● **EXERCISE PROMPT**: Extract every entry word for word.

* START DATASET EXCERPTS *

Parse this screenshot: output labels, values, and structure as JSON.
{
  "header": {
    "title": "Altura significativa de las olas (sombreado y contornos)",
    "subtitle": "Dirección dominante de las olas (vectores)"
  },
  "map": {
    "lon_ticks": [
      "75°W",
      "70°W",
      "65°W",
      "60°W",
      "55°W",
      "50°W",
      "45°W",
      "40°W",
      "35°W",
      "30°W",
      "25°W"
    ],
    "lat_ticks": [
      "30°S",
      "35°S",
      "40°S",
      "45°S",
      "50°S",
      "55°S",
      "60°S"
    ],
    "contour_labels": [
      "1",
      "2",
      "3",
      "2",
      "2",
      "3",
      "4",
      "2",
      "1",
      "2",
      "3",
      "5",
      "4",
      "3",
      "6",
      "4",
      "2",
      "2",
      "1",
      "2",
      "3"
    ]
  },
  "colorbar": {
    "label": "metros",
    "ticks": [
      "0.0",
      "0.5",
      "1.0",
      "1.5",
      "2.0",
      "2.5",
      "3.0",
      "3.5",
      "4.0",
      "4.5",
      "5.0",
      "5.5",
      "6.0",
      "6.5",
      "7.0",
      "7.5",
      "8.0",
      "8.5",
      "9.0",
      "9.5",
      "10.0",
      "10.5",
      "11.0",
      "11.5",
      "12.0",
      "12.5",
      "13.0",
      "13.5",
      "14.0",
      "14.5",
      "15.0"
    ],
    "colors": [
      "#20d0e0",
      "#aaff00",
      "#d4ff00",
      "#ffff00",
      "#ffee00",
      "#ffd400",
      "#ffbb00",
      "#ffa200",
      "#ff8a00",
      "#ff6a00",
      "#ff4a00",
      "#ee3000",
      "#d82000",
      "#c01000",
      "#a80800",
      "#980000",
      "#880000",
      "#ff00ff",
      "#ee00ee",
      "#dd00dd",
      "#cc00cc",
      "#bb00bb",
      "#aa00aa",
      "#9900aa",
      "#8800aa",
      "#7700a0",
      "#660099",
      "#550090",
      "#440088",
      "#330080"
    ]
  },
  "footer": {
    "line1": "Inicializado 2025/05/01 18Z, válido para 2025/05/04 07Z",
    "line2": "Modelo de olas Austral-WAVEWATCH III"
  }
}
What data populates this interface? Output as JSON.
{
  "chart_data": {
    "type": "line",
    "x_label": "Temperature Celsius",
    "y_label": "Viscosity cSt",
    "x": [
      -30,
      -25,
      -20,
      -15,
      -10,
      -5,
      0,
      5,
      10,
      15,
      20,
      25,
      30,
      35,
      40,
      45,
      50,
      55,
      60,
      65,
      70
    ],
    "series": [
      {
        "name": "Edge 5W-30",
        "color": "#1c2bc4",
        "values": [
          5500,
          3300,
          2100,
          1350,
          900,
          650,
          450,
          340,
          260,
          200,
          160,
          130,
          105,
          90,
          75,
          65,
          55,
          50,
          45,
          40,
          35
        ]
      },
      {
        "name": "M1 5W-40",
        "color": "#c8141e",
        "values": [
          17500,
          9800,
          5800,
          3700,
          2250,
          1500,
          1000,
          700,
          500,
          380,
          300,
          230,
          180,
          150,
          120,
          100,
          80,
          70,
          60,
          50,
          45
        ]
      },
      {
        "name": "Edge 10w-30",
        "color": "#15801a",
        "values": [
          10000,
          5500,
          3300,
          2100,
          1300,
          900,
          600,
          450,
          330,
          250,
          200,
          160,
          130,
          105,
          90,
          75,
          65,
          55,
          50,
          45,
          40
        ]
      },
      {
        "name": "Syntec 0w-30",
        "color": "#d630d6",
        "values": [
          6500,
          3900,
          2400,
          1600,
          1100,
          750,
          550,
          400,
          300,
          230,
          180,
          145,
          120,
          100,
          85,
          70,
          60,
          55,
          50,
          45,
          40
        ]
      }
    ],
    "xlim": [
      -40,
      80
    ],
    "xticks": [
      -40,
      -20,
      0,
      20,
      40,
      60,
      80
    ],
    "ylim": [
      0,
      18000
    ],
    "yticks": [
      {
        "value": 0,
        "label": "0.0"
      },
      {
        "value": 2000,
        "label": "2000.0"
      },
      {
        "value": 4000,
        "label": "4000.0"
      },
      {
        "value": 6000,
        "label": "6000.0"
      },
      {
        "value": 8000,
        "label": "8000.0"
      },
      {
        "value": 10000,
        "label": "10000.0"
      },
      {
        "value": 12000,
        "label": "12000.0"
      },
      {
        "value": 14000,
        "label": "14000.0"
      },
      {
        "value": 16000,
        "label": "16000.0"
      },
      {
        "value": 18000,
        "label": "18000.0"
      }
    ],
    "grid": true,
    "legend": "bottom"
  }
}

* END DATASET EXCERPTS *

● **OUTPUT BELOW**:
Parse this screenshot: output labels, values, and structure as JSON.
{
  "header": {
    "title": "Altura significativa de las olas (sombreado y contornos)",
    "subtitle": "Dirección dominante de las olas (vectores)"
  },
  "map": {
    "lon_ticks": [
      "75°W",
      "70°W",
      "65°W",
      "60°W",
      "55°W",
      "50°W",
      "45°W",
      "40°W",
      "35°W",
      "30°W",
      "25°W"
    ],
    "lat_ticks": [
      "30°S",
      "35°S",
      "40°S",
      "45°S",
      "50°S",
      "55°S",
      "60°S"
    ],
    "contour_labels": [
      "1",
      "2",
      "3",
      "2",
      "2",
      "3",
      "4",
      "2",
      "1",
      "2",
      "3",
      "5",
      "4",
      "3",
      "6",
      "4",
      "2",
      "2",
      "1",
      "2",
      "3"
    ]
  },
  "colorbar": {
    "label": "metros",
    "ticks": [
      "0.0",
      "0.5",
      "1.0",
      "1.5",
      "2.0",
      "2.5",
      "3.0",
      "3.5",
      "4.0",
      "4.5",
      "5.0",
      "5.5",
      "6.0",
      "6.5",
      "7.0",
      "7.5",
      "8.0",
      "8.5",
      "9.0",
      "9.5",
      "10.0",
      "10.5",
      "11.0",
      "11.5",
      "12.0",
      "12.5",
      "13.0",
      "13.5",
      "14.0",
      "14.5",
      "15.0"
    ],
    "colors": [
      "#20d0e0",
      "#aaff00",
      "#d4ff00",
      "#ffff00",
      "#ffee00",
      "#ffd400",
      "#ffbb00",
      "#ffa200",
      "#ff8a00",
      "#ff6a00",
      "#ff4a00",
      "#ee3000",
      "#d82000",
      "#c01000",
      "#a80800",
      "#980000",
      "#880000",
      "#ff00ff",
      "#ee00ee",
      "#dd00dd",
      "#cc00cc",
      "#bb00bb",
      "#aa00aa",
      "#9900aa",
      "#8800aa",
      "#7700a0",
      "#660099",
      "#550090",
      "#440088",
      "#330080"
    ]
  },
  "footer": {
    "line1": "Inicializado 2025/05/01 18Z, válido para 2025/05/04 07Z",
    "line2": "Modelo de olas Austral-WAVEWATCH III"
  }
}
What data populates this interface? Output as JSON.
{
  "chart_data": {
    "type": "line",
    "x_label": "Temperature Celsius",
    "y_label": "Viscosity cSt",
    "x": [
      -30,
      -25,
      -20,
      -15,
      -10,
      -5,
      0,
      5,
      10,
      15,
      20,
      25,
      30,
      35,
      40,
      45,
      50,
      55,
      60,
      65,
      70
    ],
    "series": [
      {
        "name": "Edge 5W-30",
        "color": "#1c2bc4",
        "values": [
          5500,
          3300,
          2100,
          1350,
          900,
          650,
          450,
          340,
          260,
          200,
          160,
          130,
          105,
          90,
          75,
          65,
          55,
          50,
          45,
          40,
          35
        ]
      },
      {
        "name": "M1 5W-40",
        "color": "#c8141e",
        "values": [
          17500,
          9800,
          5800,
          3700,
          2250,
          1500,
          1000,
          700,
          500,
          380,
          300,
          230,
          180,
          150,
          120,
          100,
          80,
          70,
          60,
          50,
          45
        ]
      },
      {
        "name": "Edge 10w-30",
        "color": "#15801a",
        "values": [
          10000,
          5500,
          3300,
          2100,
          1300,
          900,
          600,
          450,
          330,
          250,
          200,
          160,
          130,
          105,
          90,
          75,
          65,
          55,
          50,
          45,
          40
        ]
      },
      {
        "name": "Syntec 0w-30",
        "color": "#d630d6",
        "values": [
          6500,
          3900,
          2400,
          1600,
          1100,
          750,
          550,
          400,
          300,
          230,
          180,
          145,
          120,
          100,
          85,
          70,
          60,
          55,
          50,
          45,
          40
        ]
      }
    ],
    "xlim": [
      -40,
      80
    ],
    "xticks": [
      -40,
      -20,
      0,
      20,
      40,
      60,
      80
    ],
    "ylim": [
      0,
      18000
    ],
    "yticks": [
      {
        "value": 0,
        "label": "0.0"
      },
      {
        "value": 2000,
        "label": "2000.0"
      },
      {
        "value": 4000,
        "label": "4000.0"
      },
      {
        "value": 6000,
        "label": "6000.0"
      },
      {
        "value": 8000,
        "label": "8000.0"
      },
      {
        "value": 10000,
        "label": "10000.0"
      },
      {
        "value": 12000,
        "label": "12000.0"
      },
      {
        "value": 14000,
        "label": "14000.0"
      },
      {
        "value": 16000,
        "label": "16000.0"
      },
      {
        "value": 18000,
        "label": "18000.0"
      }
    ],
    "grid": true,
    "legend": "bottom"
  }
}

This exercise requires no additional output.